**AIM:**
Count each line below that has "Magnetic" anywhere in it. Answer with the total alone.

# start of GIVEN INFORMATION

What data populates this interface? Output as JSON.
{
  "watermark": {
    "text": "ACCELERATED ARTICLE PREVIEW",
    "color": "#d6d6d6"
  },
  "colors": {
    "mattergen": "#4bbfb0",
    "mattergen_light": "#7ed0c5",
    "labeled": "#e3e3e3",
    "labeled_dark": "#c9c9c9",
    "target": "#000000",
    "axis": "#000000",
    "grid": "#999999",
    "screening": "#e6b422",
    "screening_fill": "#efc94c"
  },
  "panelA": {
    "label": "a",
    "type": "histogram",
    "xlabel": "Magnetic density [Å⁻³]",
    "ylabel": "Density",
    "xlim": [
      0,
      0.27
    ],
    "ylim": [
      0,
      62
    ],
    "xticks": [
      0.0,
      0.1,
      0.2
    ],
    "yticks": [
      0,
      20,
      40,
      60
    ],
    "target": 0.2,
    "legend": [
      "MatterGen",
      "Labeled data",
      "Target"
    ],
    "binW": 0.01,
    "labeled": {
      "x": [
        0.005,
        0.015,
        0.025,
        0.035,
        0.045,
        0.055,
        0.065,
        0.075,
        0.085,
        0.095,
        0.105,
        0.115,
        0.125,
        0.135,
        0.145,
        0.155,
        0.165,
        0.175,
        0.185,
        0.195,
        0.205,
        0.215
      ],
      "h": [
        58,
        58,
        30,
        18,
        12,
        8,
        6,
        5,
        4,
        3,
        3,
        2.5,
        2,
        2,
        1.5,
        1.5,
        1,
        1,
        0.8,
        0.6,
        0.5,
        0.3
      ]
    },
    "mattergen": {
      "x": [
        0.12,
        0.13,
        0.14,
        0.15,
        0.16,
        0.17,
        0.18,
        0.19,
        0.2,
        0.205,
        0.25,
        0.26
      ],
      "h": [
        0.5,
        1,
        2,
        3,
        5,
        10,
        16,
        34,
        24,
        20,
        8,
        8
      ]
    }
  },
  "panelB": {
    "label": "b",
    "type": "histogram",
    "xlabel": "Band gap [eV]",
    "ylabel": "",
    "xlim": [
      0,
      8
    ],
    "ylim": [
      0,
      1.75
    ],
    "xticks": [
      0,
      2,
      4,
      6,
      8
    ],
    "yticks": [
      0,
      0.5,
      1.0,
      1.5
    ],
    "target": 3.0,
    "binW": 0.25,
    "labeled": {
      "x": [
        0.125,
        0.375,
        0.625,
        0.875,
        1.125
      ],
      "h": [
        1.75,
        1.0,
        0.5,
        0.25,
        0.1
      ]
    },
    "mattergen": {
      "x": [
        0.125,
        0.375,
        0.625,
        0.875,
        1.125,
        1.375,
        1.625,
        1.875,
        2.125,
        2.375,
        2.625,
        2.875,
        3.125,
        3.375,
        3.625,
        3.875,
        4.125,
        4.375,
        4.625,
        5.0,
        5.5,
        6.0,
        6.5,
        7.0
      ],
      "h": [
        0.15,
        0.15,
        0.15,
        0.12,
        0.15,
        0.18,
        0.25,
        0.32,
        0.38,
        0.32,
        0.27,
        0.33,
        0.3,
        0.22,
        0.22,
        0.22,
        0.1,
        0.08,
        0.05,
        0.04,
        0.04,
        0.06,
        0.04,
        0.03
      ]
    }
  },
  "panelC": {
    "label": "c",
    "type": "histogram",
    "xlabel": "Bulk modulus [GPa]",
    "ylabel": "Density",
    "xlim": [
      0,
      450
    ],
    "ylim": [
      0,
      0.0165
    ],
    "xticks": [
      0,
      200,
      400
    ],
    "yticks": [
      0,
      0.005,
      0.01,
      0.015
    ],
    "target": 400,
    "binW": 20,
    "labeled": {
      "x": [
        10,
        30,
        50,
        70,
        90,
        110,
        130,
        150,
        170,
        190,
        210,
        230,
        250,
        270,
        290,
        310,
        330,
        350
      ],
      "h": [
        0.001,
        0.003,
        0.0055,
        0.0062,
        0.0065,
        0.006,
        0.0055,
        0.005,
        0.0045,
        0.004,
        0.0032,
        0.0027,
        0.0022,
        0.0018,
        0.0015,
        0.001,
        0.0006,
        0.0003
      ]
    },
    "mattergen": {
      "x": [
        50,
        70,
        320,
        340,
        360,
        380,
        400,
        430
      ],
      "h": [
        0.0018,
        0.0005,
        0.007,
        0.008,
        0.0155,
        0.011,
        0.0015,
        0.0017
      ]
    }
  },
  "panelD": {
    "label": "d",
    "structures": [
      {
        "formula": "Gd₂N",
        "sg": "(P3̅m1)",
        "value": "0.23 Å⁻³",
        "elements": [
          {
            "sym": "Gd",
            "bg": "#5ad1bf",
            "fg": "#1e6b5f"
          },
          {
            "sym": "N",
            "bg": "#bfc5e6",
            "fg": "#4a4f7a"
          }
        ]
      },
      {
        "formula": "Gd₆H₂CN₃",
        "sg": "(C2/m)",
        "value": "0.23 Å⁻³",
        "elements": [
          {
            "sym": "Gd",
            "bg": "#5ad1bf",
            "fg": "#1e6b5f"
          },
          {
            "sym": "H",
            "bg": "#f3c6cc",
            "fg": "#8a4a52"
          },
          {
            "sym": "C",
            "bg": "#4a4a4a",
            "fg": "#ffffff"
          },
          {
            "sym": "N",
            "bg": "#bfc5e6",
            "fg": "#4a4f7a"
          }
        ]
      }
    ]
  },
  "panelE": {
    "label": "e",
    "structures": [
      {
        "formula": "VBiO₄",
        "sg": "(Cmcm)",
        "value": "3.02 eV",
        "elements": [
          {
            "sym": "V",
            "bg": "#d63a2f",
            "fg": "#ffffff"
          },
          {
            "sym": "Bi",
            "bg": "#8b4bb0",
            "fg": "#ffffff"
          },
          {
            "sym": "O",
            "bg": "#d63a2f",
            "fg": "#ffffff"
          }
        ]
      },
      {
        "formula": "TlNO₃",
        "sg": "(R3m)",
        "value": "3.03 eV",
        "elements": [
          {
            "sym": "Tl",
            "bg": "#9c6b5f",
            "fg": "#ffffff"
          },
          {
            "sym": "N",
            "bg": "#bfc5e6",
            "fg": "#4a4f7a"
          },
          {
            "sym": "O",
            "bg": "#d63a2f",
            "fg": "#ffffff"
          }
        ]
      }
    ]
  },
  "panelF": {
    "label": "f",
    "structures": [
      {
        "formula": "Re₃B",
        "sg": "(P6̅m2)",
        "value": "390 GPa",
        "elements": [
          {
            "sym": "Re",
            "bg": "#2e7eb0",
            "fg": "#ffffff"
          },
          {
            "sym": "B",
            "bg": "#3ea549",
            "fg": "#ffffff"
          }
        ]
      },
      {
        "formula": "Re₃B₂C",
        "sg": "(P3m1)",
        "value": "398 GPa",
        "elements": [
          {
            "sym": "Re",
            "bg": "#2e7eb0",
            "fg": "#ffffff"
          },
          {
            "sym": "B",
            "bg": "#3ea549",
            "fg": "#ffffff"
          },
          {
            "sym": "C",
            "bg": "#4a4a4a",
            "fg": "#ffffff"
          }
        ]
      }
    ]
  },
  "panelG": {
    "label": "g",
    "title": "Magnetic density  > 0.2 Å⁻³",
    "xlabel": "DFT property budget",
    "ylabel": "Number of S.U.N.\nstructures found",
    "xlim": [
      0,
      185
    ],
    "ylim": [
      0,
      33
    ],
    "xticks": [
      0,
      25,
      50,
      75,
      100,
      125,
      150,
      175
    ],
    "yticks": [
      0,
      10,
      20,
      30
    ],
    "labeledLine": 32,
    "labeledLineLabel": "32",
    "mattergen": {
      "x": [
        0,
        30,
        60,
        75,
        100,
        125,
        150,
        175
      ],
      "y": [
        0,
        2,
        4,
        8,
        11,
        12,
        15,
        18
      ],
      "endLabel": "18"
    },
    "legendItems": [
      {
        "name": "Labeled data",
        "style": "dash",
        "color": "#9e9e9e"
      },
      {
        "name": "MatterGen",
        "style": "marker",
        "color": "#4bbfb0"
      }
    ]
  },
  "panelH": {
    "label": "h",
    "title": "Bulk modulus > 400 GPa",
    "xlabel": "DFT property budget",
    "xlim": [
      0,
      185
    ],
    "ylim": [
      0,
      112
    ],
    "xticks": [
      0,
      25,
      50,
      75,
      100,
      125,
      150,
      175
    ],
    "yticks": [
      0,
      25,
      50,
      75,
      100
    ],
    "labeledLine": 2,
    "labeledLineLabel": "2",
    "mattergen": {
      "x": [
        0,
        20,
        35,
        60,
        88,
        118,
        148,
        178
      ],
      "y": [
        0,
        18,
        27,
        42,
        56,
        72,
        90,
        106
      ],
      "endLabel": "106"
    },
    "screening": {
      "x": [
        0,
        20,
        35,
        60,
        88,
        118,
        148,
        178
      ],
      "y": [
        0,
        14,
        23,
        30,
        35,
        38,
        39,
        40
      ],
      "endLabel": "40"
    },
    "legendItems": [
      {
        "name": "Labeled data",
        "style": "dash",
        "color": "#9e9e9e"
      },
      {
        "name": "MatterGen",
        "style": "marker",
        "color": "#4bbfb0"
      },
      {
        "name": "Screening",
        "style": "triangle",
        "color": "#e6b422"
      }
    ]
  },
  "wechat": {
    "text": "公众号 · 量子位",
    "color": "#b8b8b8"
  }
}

# end of GIVEN INFORMATION
# start of GIVEN INFORMATION

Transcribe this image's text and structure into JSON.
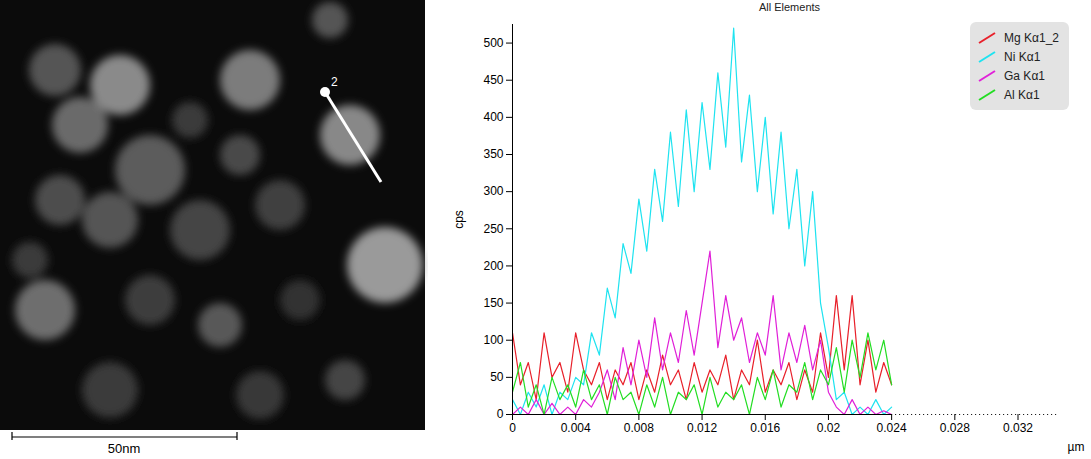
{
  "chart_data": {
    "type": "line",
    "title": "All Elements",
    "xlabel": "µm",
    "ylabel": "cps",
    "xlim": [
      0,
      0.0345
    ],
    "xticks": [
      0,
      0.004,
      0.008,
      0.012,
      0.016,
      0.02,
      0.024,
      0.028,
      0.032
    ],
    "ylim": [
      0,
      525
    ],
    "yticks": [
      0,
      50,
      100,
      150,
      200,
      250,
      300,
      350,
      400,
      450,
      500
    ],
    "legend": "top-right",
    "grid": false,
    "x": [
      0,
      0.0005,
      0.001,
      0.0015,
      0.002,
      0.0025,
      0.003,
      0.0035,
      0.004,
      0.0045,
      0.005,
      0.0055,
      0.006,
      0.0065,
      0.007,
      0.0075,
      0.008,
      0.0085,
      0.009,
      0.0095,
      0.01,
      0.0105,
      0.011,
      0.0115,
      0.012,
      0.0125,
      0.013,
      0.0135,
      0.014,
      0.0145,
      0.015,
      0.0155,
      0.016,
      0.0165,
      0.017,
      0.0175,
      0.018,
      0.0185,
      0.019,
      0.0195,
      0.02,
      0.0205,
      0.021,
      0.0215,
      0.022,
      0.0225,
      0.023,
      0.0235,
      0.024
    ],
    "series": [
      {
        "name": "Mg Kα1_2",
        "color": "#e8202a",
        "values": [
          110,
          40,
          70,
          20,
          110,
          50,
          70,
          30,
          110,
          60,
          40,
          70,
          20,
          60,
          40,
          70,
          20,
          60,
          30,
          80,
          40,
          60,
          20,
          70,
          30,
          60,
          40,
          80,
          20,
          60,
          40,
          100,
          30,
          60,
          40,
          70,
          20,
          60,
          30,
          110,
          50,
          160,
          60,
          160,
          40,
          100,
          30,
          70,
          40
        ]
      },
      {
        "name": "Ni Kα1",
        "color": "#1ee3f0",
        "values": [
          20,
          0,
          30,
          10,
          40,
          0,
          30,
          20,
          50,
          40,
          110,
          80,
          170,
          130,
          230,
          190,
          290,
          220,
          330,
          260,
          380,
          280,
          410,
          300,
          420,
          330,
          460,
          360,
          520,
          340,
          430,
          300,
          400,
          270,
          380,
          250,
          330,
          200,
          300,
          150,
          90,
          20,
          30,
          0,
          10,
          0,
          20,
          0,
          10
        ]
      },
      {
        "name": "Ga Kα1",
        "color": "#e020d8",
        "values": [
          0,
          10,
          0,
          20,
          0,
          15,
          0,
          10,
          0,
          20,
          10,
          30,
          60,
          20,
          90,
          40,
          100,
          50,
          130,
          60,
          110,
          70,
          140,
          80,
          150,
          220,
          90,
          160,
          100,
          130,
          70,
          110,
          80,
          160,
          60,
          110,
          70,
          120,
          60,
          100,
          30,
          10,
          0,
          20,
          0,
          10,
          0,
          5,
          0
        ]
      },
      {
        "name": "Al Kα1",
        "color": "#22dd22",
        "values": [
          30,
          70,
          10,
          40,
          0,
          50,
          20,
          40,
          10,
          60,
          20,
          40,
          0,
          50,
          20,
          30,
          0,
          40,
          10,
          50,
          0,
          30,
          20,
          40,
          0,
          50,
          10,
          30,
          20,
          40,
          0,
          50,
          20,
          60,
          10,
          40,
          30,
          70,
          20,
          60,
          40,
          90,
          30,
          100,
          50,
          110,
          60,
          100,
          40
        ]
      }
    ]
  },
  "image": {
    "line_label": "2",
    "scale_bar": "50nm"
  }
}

# end of GIVEN INFORMATION
# start of GIVEN INFORMATION

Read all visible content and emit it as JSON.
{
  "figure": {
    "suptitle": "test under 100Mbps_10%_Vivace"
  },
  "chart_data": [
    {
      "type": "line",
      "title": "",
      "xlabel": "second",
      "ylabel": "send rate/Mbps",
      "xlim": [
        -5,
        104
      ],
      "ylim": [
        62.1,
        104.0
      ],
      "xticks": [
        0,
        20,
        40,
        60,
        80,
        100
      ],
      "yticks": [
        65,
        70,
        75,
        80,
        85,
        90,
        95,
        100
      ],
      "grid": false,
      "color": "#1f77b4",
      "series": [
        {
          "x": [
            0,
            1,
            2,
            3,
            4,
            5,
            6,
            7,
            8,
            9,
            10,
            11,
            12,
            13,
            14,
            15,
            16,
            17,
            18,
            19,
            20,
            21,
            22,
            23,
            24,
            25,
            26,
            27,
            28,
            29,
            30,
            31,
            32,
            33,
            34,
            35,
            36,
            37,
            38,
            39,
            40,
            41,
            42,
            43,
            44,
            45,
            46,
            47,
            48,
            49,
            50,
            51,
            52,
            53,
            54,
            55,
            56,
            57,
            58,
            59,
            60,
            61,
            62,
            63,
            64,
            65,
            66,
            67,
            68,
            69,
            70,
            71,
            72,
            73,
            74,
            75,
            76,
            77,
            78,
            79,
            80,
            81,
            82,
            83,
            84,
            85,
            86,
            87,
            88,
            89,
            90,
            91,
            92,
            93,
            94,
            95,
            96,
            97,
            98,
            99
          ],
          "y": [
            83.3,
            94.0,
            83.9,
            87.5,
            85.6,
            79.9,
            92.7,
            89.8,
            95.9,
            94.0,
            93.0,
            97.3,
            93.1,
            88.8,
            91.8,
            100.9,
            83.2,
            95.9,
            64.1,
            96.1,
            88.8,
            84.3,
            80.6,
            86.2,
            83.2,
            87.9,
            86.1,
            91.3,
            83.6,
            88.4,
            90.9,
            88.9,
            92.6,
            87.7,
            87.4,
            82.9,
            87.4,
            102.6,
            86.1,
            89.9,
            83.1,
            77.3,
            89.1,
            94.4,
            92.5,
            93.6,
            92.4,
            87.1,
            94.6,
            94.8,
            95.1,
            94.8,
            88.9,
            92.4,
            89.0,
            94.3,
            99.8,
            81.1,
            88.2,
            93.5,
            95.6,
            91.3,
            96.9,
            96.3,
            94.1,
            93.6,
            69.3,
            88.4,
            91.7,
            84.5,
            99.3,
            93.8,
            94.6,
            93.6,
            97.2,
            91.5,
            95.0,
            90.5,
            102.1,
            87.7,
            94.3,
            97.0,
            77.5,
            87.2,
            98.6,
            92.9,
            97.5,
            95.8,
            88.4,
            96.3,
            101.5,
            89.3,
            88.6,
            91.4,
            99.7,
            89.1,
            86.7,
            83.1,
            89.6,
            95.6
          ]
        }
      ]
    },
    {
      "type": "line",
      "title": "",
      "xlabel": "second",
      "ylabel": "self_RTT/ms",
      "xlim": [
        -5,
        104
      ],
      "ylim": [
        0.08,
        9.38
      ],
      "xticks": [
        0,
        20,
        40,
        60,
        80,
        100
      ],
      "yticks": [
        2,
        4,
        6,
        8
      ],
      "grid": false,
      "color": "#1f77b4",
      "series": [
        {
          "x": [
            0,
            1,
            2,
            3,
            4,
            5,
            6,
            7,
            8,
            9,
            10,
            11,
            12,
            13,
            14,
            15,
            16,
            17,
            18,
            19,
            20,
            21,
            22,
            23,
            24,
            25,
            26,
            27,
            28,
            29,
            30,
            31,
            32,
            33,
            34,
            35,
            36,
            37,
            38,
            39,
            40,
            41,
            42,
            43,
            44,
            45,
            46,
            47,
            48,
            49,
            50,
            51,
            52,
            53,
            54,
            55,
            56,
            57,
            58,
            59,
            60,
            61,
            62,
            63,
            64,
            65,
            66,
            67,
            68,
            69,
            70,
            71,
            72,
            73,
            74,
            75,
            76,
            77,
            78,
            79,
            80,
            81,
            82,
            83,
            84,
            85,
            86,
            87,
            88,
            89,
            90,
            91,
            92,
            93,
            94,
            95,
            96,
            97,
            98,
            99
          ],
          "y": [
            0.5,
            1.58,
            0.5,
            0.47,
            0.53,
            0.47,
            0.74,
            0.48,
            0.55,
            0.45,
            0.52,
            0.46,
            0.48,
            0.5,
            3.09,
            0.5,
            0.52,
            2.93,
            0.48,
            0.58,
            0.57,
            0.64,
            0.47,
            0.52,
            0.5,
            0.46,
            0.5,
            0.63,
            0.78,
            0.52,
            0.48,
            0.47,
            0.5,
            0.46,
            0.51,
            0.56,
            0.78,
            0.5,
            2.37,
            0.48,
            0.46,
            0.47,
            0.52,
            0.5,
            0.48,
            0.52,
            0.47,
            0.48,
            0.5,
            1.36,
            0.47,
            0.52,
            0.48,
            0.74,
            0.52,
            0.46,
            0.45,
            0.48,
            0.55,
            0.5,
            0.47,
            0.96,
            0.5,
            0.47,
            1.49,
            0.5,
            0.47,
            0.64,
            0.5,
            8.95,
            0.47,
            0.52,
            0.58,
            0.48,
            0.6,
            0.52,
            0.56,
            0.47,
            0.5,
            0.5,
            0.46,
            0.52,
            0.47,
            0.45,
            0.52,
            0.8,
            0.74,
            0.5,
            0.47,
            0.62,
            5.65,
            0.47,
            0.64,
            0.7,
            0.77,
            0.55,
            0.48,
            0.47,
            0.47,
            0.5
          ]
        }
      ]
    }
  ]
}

# end of GIVEN INFORMATION

**RESPONSE TO THIS TASK:**
2